(Dataset records):
↓↓↓

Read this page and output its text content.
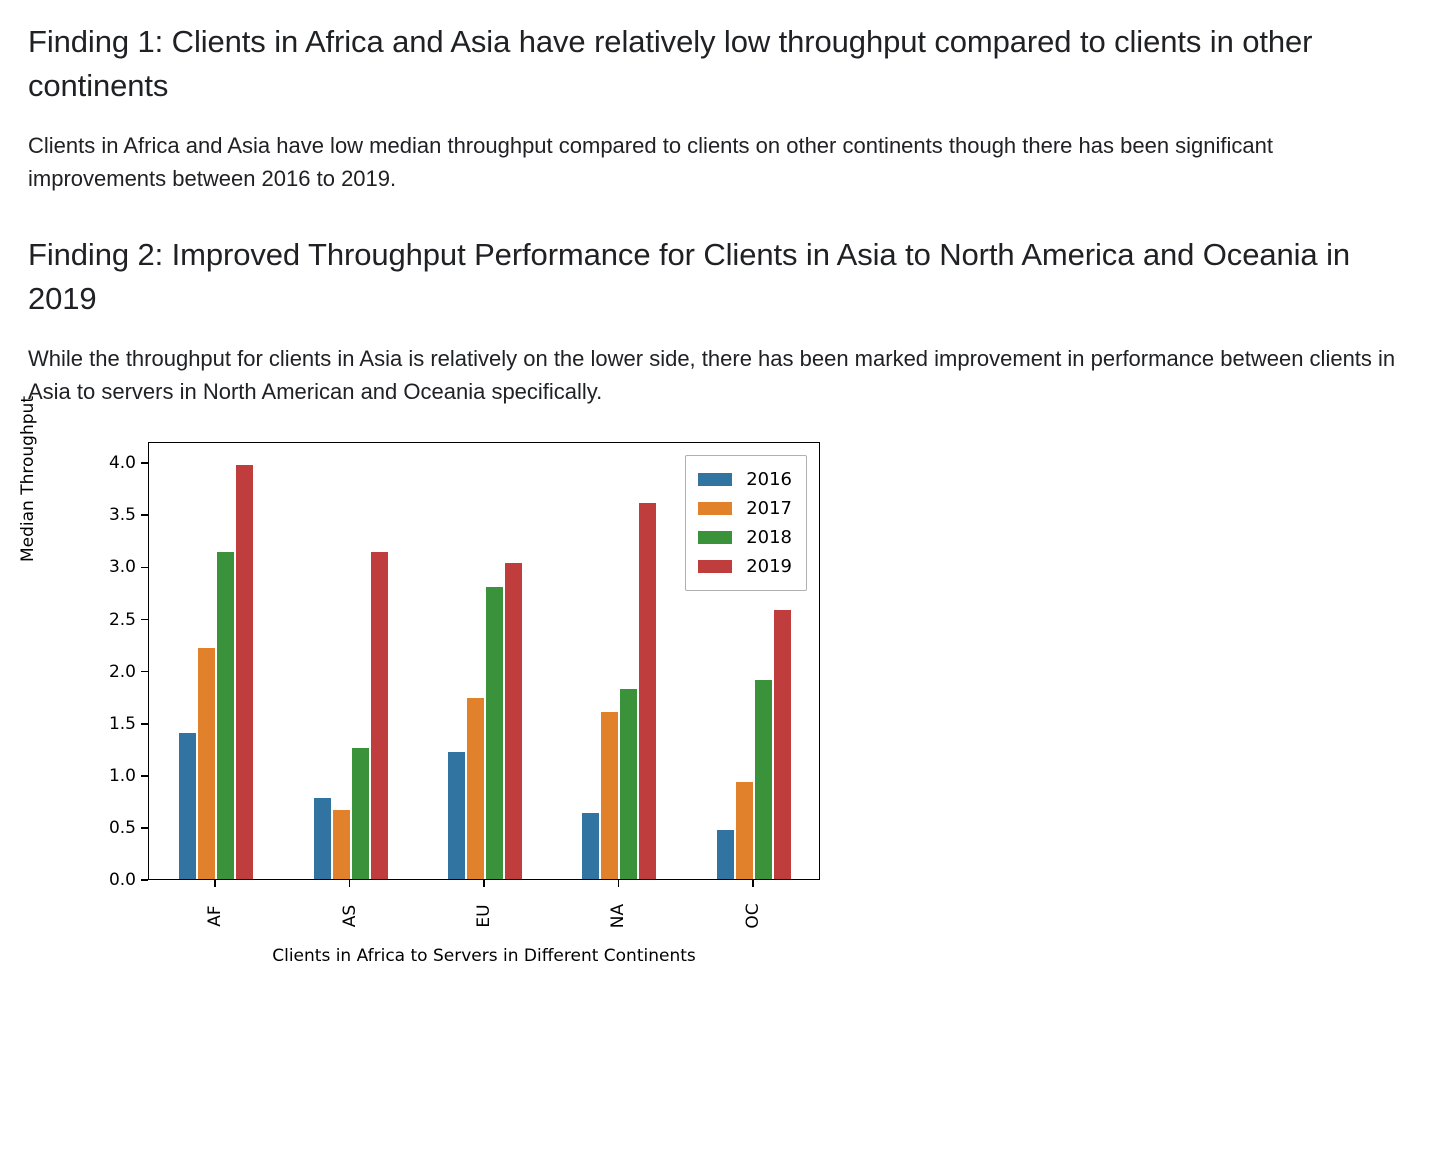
Finding 1: Clients in Africa and Asia have relatively low throughput compared to clients in other continents

Clients in Africa and Asia have low median throughput compared to clients on other continents though there has been significant improvements between 2016 to 2019.

Finding 2: Improved Throughput Performance for Clients in Asia to North America and Oceania in 2019

While the throughput for clients in Asia is relatively on the lower side, there has been marked improvement in performance between clients in Asia to servers in North American and Oceania specifically.

Median Throughput
0.0
0.5
1.0
1.5
2.0
2.5
3.0
3.5
4.0
2016
2017
2018
2019
AF	AS	EU	NA	OC
Clients in Africa to Servers in Different Continents
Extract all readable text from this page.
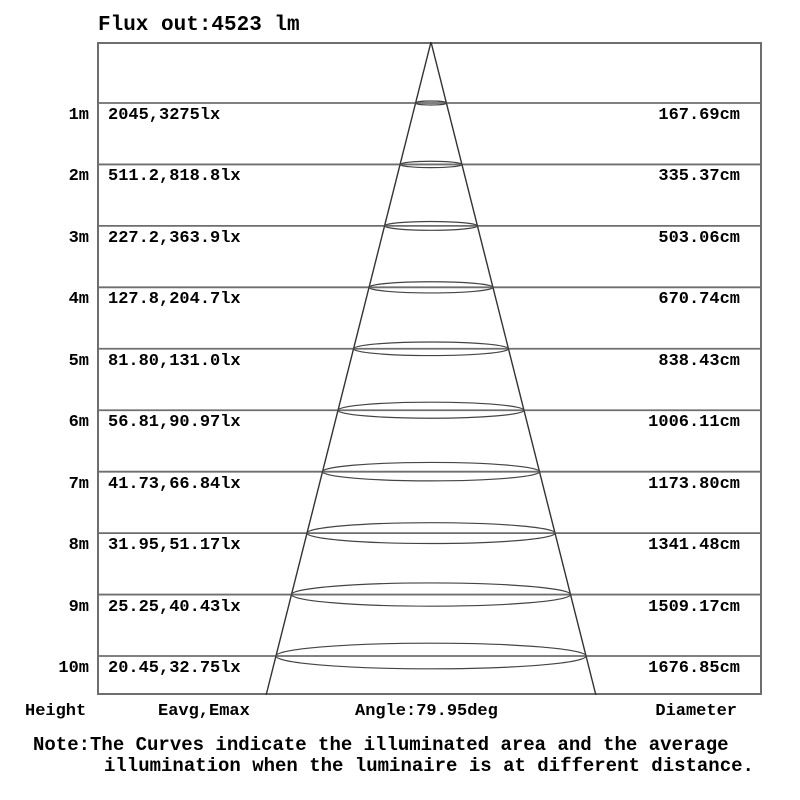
Flux out:4523 lm
1m 2045,3275lx	167.69cm
2m 511.2,818.8lx	335.37cm
3m 227.2,363.9lx	503.06cm
4m 127.8,204.7lx	670.74cm
5m 81.80,131.0lx	838.43cm
6m 56.81,90.97lx	1006.11cm
7m 41.73,66.84lx	1173.80cm
8m 31.95,51.17lx	1341.48cm
9m 25.25,40.43lx	1509.17cm
10m 20.45,32.75lx	1676.85cm
Height	Eavg,Emax	Angle:79.95deg	Diameter
Note:The Curves indicate the illuminated area and the average
illumination when the luminaire is at different distance.
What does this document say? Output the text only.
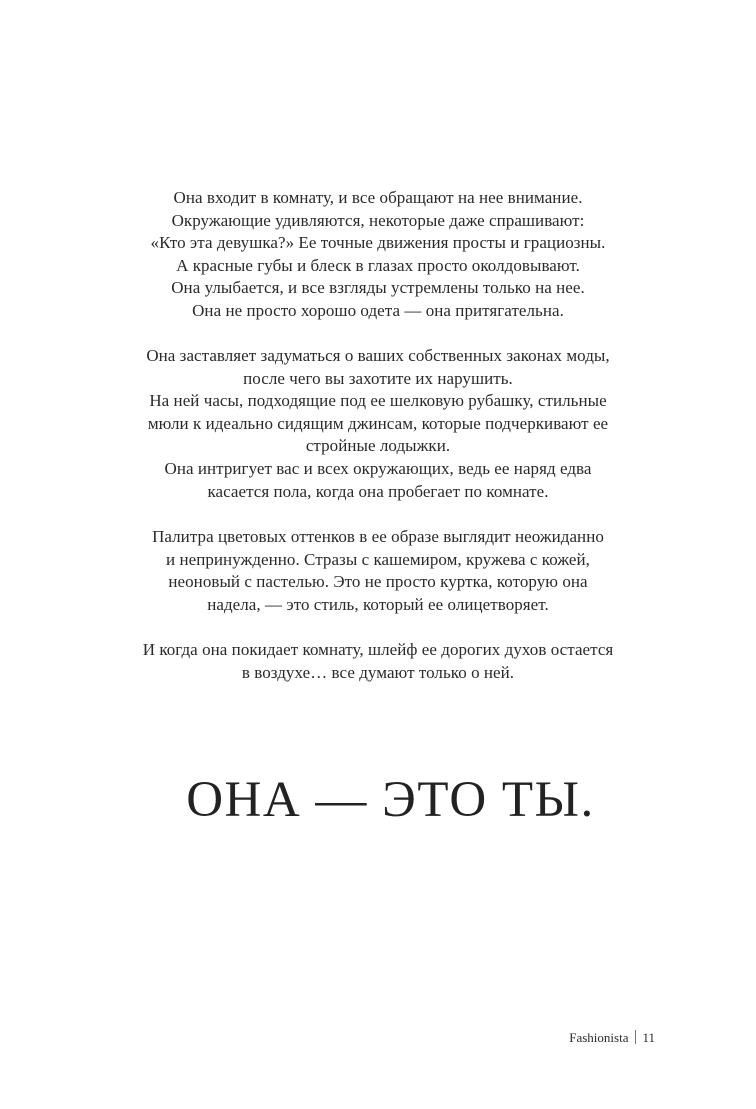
Она входит в комнату, и все обращают на нее внимание.
Окружающие удивляются, некоторые даже спрашивают:
«Кто эта девушка?» Ее точные движения просты и грациозны.
А красные губы и блеск в глазах просто околдовывают.
Она улыбается, и все взгляды устремлены только на нее.
Она не просто хорошо одета — она притягательна.
Она заставляет задуматься о ваших собственных законах моды,
после чего вы захотите их нарушить.
На ней часы, подходящие под ее шелковую рубашку, стильные
мюли к идеально сидящим джинсам, которые подчеркивают ее
стройные лодыжки.
Она интригует вас и всех окружающих, ведь ее наряд едва
касается пола, когда она пробегает по комнате.
Палитра цветовых оттенков в ее образе выглядит неожиданно
и непринужденно. Стразы с кашемиром, кружева с кожей,
неоновый с пастелью. Это не просто куртка, которую она
надела, — это стиль, который ее олицетворяет.
И когда она покидает комнату, шлейф ее дорогих духов остается
в воздухе… все думают только о ней.
ОНА — ЭТО ТЫ.
Fashionista 11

↑↑↑

(To do): Locate the string "Oceania" in the listing above and copy every line where it occurs.

(Answer for this exercise):
Finding 2: Improved Throughput Performance for Clients in Asia to North America and Oceania in 2019
While the throughput for clients in Asia is relatively on the lower side, there has been marked improvement in performance between clients in Asia to servers in North American and Oceania specifically.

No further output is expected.